Dataset listings of figures:
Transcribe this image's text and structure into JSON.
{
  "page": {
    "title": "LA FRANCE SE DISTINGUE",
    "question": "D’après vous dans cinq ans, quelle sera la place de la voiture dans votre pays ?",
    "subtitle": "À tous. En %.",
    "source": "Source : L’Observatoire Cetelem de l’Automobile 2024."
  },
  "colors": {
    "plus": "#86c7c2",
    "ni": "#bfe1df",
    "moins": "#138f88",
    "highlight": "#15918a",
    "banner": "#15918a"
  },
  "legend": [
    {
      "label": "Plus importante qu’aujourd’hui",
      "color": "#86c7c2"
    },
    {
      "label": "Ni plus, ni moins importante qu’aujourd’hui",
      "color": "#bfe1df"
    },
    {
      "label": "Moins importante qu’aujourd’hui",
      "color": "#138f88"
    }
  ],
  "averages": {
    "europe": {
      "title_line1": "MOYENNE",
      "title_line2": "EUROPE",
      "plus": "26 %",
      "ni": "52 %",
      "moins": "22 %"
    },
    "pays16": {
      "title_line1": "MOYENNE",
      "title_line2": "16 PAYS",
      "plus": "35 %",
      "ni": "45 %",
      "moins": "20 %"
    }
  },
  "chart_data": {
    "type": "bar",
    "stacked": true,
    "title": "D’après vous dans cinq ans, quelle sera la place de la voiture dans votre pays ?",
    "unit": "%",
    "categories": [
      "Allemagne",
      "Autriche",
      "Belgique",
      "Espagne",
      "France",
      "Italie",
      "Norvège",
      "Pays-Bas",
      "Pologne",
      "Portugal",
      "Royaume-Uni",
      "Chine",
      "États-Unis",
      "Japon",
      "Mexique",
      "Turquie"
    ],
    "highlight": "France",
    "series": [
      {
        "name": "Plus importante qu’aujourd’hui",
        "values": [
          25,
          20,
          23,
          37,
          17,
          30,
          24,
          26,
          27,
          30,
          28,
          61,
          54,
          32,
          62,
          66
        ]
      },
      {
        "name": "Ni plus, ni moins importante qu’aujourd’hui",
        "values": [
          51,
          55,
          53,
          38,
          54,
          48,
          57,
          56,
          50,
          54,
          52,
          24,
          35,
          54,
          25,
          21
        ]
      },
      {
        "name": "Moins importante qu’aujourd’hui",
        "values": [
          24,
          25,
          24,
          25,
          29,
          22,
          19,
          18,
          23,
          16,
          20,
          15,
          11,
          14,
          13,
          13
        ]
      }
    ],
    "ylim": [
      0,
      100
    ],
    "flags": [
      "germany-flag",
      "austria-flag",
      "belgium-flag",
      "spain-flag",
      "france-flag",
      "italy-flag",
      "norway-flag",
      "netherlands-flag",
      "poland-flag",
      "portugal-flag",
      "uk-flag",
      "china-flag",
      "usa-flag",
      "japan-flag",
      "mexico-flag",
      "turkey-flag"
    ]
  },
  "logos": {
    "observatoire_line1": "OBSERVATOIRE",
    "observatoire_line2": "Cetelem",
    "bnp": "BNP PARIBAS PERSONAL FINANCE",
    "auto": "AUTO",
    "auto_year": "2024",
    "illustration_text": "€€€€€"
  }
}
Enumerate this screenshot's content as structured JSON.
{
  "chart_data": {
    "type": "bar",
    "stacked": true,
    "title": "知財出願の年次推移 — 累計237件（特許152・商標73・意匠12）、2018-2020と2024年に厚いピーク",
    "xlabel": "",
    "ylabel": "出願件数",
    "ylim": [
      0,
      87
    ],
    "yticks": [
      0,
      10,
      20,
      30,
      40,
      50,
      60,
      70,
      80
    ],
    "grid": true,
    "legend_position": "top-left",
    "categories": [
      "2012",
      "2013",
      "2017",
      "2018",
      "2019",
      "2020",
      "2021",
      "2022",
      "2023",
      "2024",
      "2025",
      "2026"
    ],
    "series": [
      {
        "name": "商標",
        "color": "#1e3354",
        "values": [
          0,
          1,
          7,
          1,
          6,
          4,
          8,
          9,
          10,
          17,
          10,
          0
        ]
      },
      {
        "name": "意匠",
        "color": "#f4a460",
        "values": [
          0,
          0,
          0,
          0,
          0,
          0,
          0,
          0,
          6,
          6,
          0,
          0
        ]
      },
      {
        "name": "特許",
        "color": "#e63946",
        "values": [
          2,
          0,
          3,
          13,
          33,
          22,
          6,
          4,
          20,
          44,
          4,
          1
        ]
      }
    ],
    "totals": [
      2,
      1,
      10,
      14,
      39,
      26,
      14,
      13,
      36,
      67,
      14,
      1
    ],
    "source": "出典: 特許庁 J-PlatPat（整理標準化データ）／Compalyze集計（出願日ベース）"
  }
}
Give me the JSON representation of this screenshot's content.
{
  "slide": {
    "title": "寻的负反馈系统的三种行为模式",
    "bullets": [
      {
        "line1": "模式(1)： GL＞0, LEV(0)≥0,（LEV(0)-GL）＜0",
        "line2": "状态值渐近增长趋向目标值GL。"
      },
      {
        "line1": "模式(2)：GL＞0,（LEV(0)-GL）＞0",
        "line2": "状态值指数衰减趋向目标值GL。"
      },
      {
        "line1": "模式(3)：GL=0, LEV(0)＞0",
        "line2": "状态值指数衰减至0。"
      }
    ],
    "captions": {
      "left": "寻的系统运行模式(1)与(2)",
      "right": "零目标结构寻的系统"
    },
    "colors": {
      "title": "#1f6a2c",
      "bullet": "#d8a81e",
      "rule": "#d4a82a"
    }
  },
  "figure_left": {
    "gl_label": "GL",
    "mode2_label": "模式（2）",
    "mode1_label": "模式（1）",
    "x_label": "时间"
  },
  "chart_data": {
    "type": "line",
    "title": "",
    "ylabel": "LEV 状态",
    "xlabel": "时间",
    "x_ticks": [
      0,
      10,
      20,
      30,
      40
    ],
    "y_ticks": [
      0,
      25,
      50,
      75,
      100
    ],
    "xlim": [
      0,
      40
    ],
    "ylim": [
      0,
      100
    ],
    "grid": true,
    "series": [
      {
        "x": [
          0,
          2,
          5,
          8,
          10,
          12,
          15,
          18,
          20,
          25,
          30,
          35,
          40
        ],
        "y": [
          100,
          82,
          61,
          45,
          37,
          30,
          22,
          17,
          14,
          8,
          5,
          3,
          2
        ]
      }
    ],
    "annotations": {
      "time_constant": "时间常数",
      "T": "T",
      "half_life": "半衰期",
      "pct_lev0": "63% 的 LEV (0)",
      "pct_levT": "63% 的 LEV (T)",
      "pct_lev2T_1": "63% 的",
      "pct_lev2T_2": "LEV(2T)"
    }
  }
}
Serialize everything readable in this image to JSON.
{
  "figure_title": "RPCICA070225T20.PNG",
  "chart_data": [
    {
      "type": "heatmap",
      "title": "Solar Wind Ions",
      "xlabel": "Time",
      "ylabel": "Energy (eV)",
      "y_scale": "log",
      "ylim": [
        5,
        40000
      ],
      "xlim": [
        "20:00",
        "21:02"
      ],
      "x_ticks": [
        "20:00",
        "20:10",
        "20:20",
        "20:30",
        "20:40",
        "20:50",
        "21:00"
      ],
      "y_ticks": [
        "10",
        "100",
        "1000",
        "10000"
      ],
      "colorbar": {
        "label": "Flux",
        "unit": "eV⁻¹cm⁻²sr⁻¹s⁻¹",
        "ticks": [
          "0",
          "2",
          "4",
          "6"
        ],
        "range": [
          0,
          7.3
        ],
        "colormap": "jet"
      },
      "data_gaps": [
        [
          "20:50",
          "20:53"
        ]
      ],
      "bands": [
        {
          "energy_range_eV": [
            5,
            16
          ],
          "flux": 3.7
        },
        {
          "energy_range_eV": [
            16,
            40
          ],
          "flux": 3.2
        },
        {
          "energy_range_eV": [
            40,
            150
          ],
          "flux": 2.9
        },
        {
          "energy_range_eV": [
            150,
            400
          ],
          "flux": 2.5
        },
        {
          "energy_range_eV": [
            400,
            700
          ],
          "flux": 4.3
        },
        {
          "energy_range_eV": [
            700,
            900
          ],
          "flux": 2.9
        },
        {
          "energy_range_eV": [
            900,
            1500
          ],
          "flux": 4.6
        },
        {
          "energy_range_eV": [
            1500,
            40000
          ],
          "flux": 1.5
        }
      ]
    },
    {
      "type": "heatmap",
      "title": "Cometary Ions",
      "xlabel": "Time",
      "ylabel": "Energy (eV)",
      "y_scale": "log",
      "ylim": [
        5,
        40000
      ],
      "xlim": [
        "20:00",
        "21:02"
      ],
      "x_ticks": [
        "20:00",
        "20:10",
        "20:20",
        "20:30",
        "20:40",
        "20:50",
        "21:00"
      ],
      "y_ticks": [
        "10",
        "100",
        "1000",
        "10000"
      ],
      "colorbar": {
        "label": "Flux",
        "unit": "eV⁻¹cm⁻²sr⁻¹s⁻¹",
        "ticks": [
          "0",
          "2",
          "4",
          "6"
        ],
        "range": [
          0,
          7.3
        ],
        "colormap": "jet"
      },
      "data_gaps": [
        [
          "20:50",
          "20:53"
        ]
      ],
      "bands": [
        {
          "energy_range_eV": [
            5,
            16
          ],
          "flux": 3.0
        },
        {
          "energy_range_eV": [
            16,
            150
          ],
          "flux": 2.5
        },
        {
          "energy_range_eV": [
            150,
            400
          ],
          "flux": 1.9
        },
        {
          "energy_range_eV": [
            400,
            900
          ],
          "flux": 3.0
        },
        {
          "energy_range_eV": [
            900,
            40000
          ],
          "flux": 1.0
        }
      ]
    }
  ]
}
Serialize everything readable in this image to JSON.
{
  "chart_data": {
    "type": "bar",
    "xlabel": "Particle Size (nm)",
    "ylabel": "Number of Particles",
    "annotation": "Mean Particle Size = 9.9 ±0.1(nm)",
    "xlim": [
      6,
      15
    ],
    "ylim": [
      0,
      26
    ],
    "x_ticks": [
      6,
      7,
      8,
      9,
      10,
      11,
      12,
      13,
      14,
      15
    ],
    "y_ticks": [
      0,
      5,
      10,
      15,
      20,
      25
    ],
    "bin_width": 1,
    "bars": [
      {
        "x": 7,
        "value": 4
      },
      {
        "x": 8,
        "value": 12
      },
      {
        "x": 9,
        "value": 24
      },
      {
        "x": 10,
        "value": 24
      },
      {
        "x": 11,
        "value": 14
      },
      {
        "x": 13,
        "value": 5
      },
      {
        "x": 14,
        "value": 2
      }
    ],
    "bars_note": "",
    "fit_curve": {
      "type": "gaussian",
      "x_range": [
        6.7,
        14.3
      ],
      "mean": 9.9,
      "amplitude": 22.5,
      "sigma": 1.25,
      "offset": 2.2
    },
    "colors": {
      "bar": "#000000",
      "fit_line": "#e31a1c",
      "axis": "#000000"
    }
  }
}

Short exercise
From the records above, pull out each line that has "quelle".

Solved exercise
    "question": "D’après vous dans cinq ans, quelle sera la place de la voiture dans votre pays ?",
    "title": "D’après vous dans cinq ans, quelle sera la place de la voiture dans votre pays ?",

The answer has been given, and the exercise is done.